WHAT YOU HAVE TO DO — Copy the records below exactly, leaving out every picture.

MATERIAL PROVIDED —
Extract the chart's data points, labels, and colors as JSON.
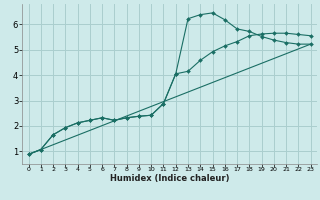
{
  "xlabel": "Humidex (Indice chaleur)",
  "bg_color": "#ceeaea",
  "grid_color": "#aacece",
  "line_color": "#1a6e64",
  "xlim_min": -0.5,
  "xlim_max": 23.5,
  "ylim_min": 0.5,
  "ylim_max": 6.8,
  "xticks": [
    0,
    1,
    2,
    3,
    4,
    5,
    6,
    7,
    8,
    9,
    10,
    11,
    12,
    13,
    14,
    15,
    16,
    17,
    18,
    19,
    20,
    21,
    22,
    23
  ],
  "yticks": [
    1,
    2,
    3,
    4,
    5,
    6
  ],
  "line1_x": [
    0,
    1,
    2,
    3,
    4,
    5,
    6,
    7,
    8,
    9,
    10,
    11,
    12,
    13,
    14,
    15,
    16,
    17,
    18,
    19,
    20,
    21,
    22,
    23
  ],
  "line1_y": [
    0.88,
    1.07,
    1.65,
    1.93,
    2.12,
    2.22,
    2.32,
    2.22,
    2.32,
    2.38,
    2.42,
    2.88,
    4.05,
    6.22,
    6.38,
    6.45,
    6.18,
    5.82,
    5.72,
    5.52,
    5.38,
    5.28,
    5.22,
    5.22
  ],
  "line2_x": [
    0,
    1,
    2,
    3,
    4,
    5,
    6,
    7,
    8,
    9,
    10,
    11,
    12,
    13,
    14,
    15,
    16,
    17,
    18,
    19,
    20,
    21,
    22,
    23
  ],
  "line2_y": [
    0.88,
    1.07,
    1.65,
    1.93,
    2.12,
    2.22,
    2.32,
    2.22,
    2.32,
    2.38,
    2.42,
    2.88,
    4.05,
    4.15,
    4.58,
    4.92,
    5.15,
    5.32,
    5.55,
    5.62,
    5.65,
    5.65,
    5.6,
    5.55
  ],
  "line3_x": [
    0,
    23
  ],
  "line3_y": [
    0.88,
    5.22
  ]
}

RESPONSE TO THE EXERCISE —
Extract the chart's data points, labels, and colors as JSON.
{
  "xlabel": "Humidex (Indice chaleur)",
  "bg_color": "#ceeaea",
  "grid_color": "#aacece",
  "line_color": "#1a6e64",
  "xlim_min": -0.5,
  "xlim_max": 23.5,
  "ylim_min": 0.5,
  "ylim_max": 6.8,
  "xticks": [
    0,
    1,
    2,
    3,
    4,
    5,
    6,
    7,
    8,
    9,
    10,
    11,
    12,
    13,
    14,
    15,
    16,
    17,
    18,
    19,
    20,
    21,
    22,
    23
  ],
  "yticks": [
    1,
    2,
    3,
    4,
    5,
    6
  ],
  "line1_x": [
    0,
    1,
    2,
    3,
    4,
    5,
    6,
    7,
    8,
    9,
    10,
    11,
    12,
    13,
    14,
    15,
    16,
    17,
    18,
    19,
    20,
    21,
    22,
    23
  ],
  "line1_y": [
    0.88,
    1.07,
    1.65,
    1.93,
    2.12,
    2.22,
    2.32,
    2.22,
    2.32,
    2.38,
    2.42,
    2.88,
    4.05,
    6.22,
    6.38,
    6.45,
    6.18,
    5.82,
    5.72,
    5.52,
    5.38,
    5.28,
    5.22,
    5.22
  ],
  "line2_x": [
    0,
    1,
    2,
    3,
    4,
    5,
    6,
    7,
    8,
    9,
    10,
    11,
    12,
    13,
    14,
    15,
    16,
    17,
    18,
    19,
    20,
    21,
    22,
    23
  ],
  "line2_y": [
    0.88,
    1.07,
    1.65,
    1.93,
    2.12,
    2.22,
    2.32,
    2.22,
    2.32,
    2.38,
    2.42,
    2.88,
    4.05,
    4.15,
    4.58,
    4.92,
    5.15,
    5.32,
    5.55,
    5.62,
    5.65,
    5.65,
    5.6,
    5.55
  ],
  "line3_x": [
    0,
    23
  ],
  "line3_y": [
    0.88,
    5.22
  ]
}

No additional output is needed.